▶ WHAT THE TASK REQUIRES:
Please output every line of the material as it stands, without the pictures.

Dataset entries
----------------
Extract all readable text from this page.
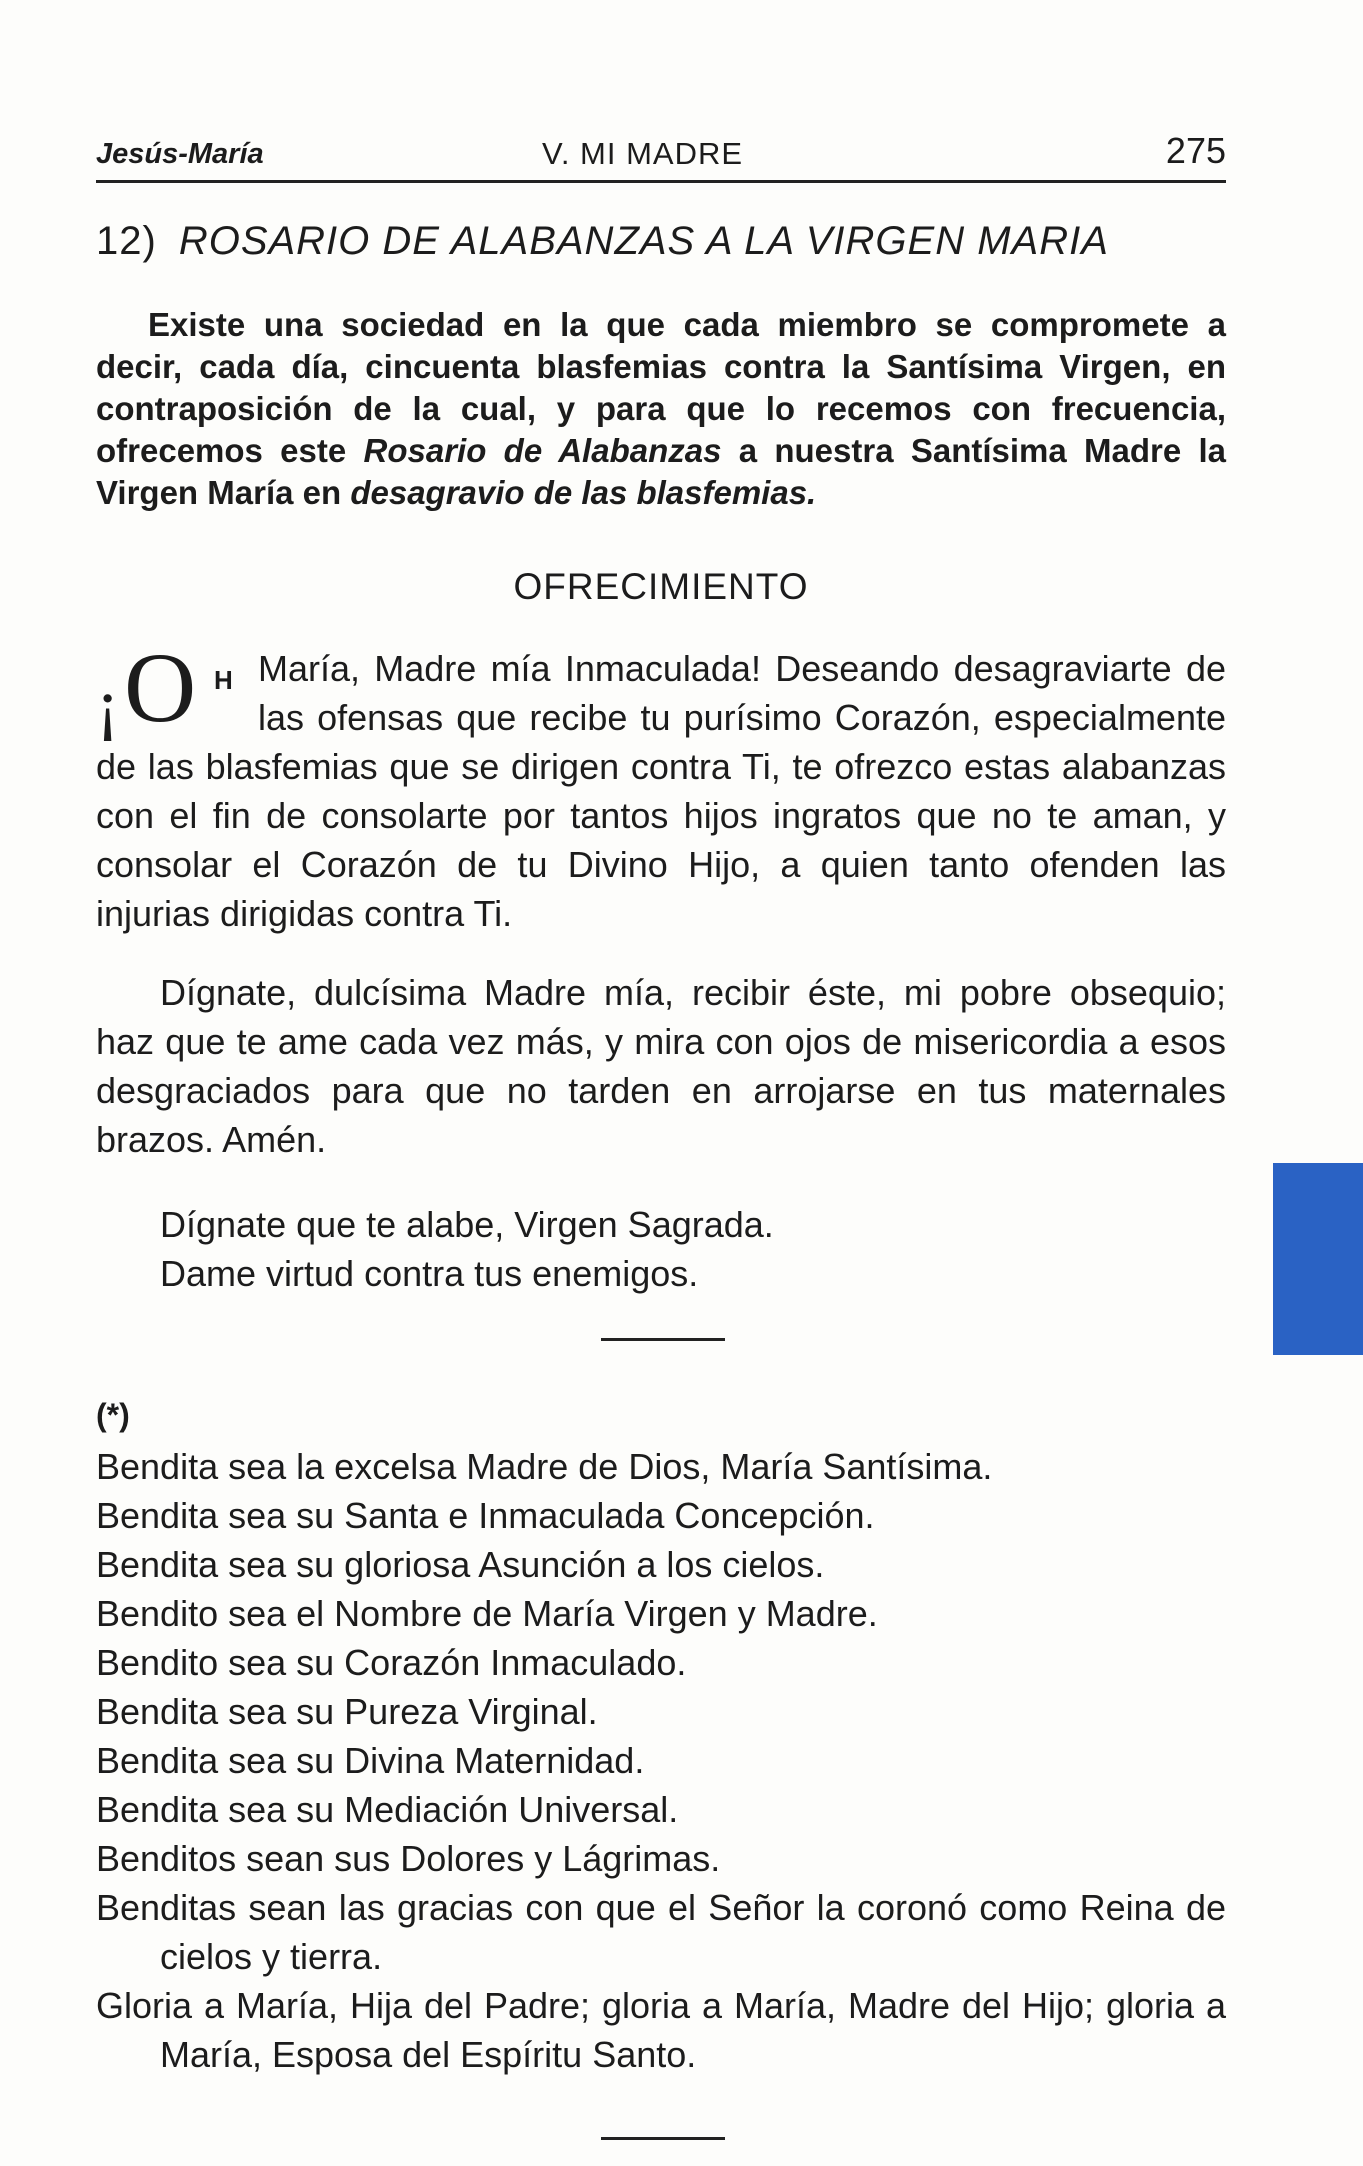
Jesús-María	V. MI MADRE	275
12) ROSARIO DE ALABANZAS A LA VIRGEN MARIA

Existe una sociedad en la que cada miembro se compromete a decir, cada día, cincuenta blasfemias contra la Santísima Virgen, en contraposición de la cual, y para que lo recemos con frecuencia, ofrecemos este Rosario de Alabanzas a nuestra Santísima Madre la Virgen María en desagravio de las blasfemias.

OFRECIMIENTO
¡ O H María, Madre mía Inmaculada! Deseando desagraviarte de las ofensas que recibe tu purísimo Corazón, especialmente de las blasfemias que se dirigen contra Ti, te ofrezco estas alabanzas con el fin de consolarte por tantos hijos ingratos que no te aman, y consolar el Corazón de tu Divino Hijo, a quien tanto ofenden las injurias dirigidas contra Ti.

Dígnate, dulcísima Madre mía, recibir éste, mi pobre obsequio; haz que te ame cada vez más, y mira con ojos de misericordia a esos desgraciados para que no tarden en arrojarse en tus maternales brazos. Amén.

Dígnate que te alabe, Virgen Sagrada.
Dame virtud contra tus enemigos.
(*)
Bendita sea la excelsa Madre de Dios, María Santísima.
Bendita sea su Santa e Inmaculada Concepción.
Bendita sea su gloriosa Asunción a los cielos.
Bendito sea el Nombre de María Virgen y Madre.
Bendito sea su Corazón Inmaculado.
Bendita sea su Pureza Virginal.
Bendita sea su Divina Maternidad.
Bendita sea su Mediación Universal.
Benditos sean sus Dolores y Lágrimas.
Benditas sean las gracias con que el Señor la coronó como Reina de cielos y tierra.
Gloria a María, Hija del Padre; gloria a María, Madre del Hijo; gloria a María, Esposa del Espíritu Santo.
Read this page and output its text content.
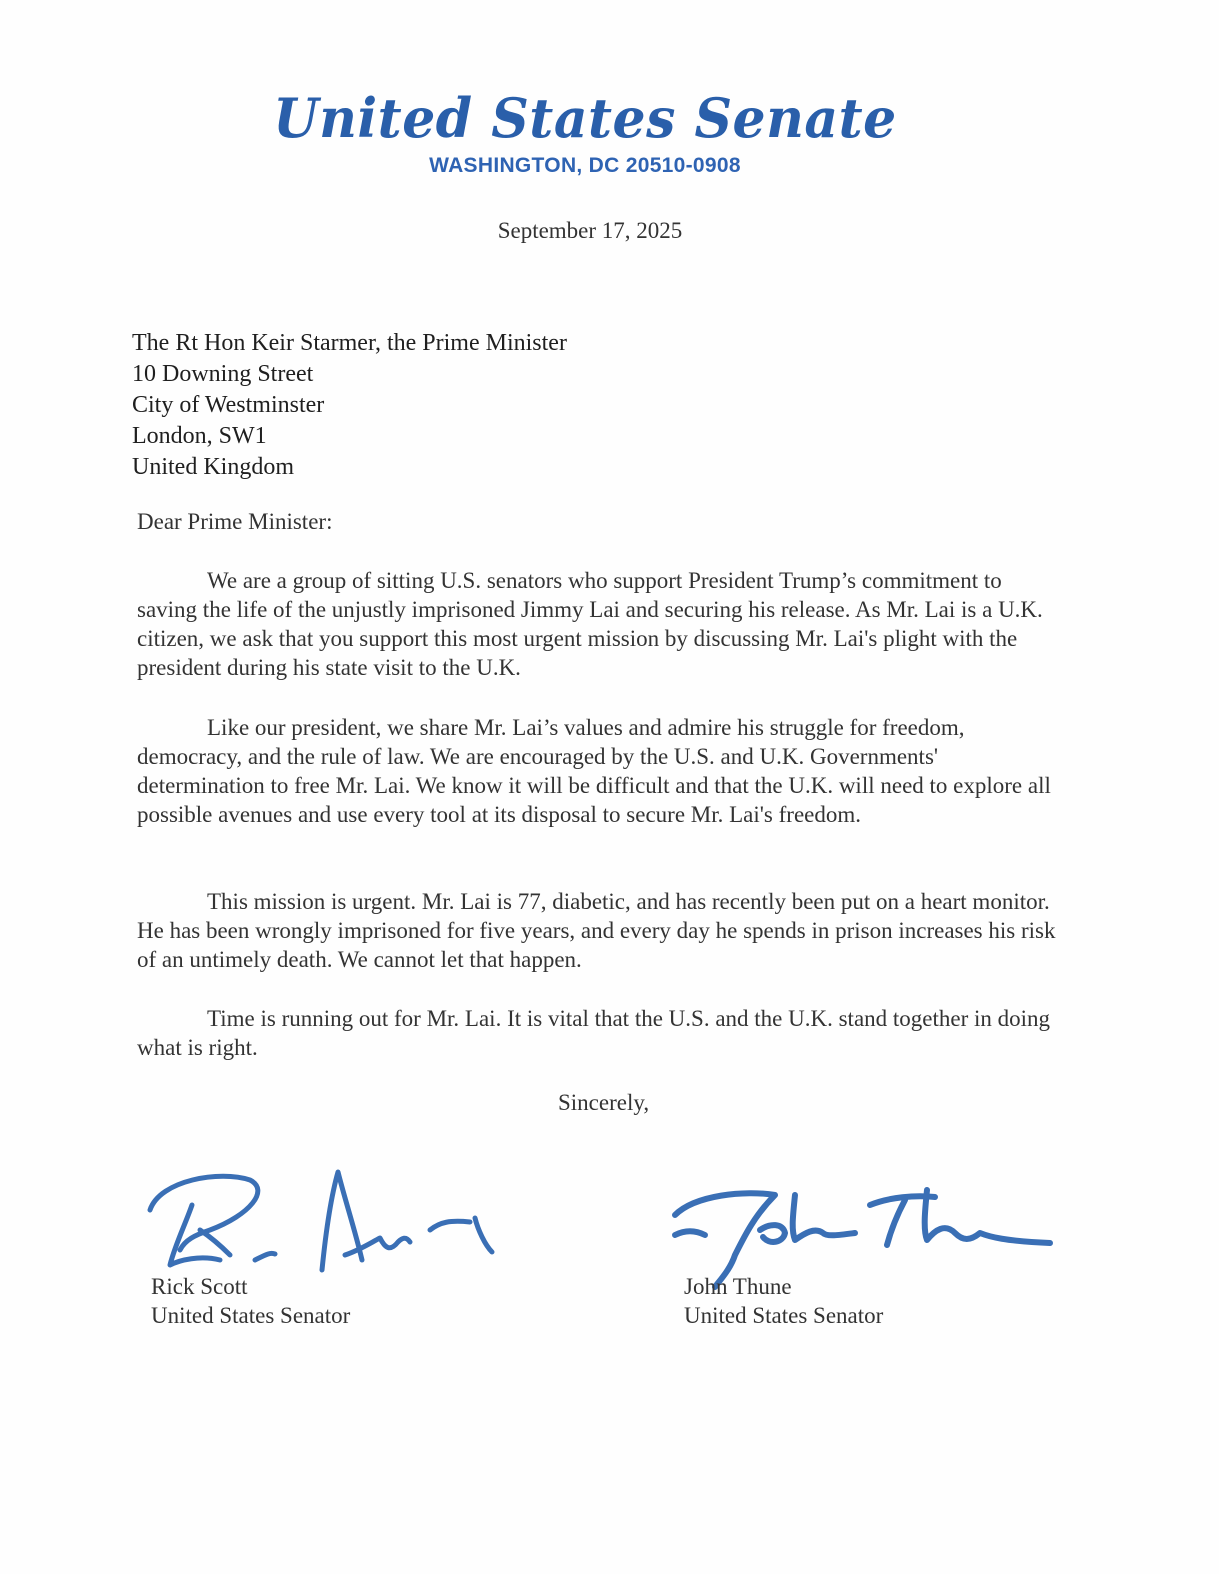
United States Senate
WASHINGTON, DC 20510-0908
September 17, 2025
The Rt Hon Keir Starmer, the Prime Minister
10 Downing Street
City of Westminster
London, SW1
United Kingdom
Dear Prime Minister:

We are a group of sitting U.S. senators who support President Trump’s commitment to saving the life of the unjustly imprisoned Jimmy Lai and securing his release. As Mr. Lai is a U.K. citizen, we ask that you support this most urgent mission by discussing Mr. Lai's plight with the president during his state visit to the U.K.

Like our president, we share Mr. Lai’s values and admire his struggle for freedom, democracy, and the rule of law. We are encouraged by the U.S. and U.K. Governments' determination to free Mr. Lai. We know it will be difficult and that the U.K. will need to explore all possible avenues and use every tool at its disposal to secure Mr. Lai's freedom.

This mission is urgent. Mr. Lai is 77, diabetic, and has recently been put on a heart monitor. He has been wrongly imprisoned for five years, and every day he spends in prison increases his risk of an untimely death. We cannot let that happen.

Time is running out for Mr. Lai. It is vital that the U.S. and the U.K. stand together in doing what is right.

Sincerely,
Rick Scott
United States Senator
John Thune
United States Senator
----------------
▶ CORRECT ANSWER:
Extract all readable text from this page.
Jesús-María	V. MI MADRE	275
12) ROSARIO DE ALABANZAS A LA VIRGEN MARIA

Existe una sociedad en la que cada miembro se compromete a decir, cada día, cincuenta blasfemias contra la Santísima Virgen, en contraposición de la cual, y para que lo recemos con frecuencia, ofrecemos este Rosario de Alabanzas a nuestra Santísima Madre la Virgen María en desagravio de las blasfemias.

OFRECIMIENTO
¡ O H María, Madre mía Inmaculada! Deseando desagraviarte de las ofensas que recibe tu purísimo Corazón, especialmente de las blasfemias que se dirigen contra Ti, te ofrezco estas alabanzas con el fin de consolarte por tantos hijos ingratos que no te aman, y consolar el Corazón de tu Divino Hijo, a quien tanto ofenden las injurias dirigidas contra Ti.

Dígnate, dulcísima Madre mía, recibir éste, mi pobre obsequio; haz que te ame cada vez más, y mira con ojos de misericordia a esos desgraciados para que no tarden en arrojarse en tus maternales brazos. Amén.

Dígnate que te alabe, Virgen Sagrada.
Dame virtud contra tus enemigos.
(*)
Bendita sea la excelsa Madre de Dios, María Santísima.
Bendita sea su Santa e Inmaculada Concepción.
Bendita sea su gloriosa Asunción a los cielos.
Bendito sea el Nombre de María Virgen y Madre.
Bendito sea su Corazón Inmaculado.
Bendita sea su Pureza Virginal.
Bendita sea su Divina Maternidad.
Bendita sea su Mediación Universal.
Benditos sean sus Dolores y Lágrimas.
Benditas sean las gracias con que el Señor la coronó como Reina de cielos y tierra.
Gloria a María, Hija del Padre; gloria a María, Madre del Hijo; gloria a María, Esposa del Espíritu Santo.
Read this page and output its text content.
United States Senate
WASHINGTON, DC 20510-0908
September 17, 2025
The Rt Hon Keir Starmer, the Prime Minister
10 Downing Street
City of Westminster
London, SW1
United Kingdom
Dear Prime Minister:

We are a group of sitting U.S. senators who support President Trump’s commitment to saving the life of the unjustly imprisoned Jimmy Lai and securing his release. As Mr. Lai is a U.K. citizen, we ask that you support this most urgent mission by discussing Mr. Lai's plight with the president during his state visit to the U.K.

Like our president, we share Mr. Lai’s values and admire his struggle for freedom, democracy, and the rule of law. We are encouraged by the U.S. and U.K. Governments' determination to free Mr. Lai. We know it will be difficult and that the U.K. will need to explore all possible avenues and use every tool at its disposal to secure Mr. Lai's freedom.

This mission is urgent. Mr. Lai is 77, diabetic, and has recently been put on a heart monitor. He has been wrongly imprisoned for five years, and every day he spends in prison increases his risk of an untimely death. We cannot let that happen.

Time is running out for Mr. Lai. It is vital that the U.S. and the U.K. stand together in doing what is right.

Sincerely,
Rick Scott
United States Senator
John Thune
United States Senator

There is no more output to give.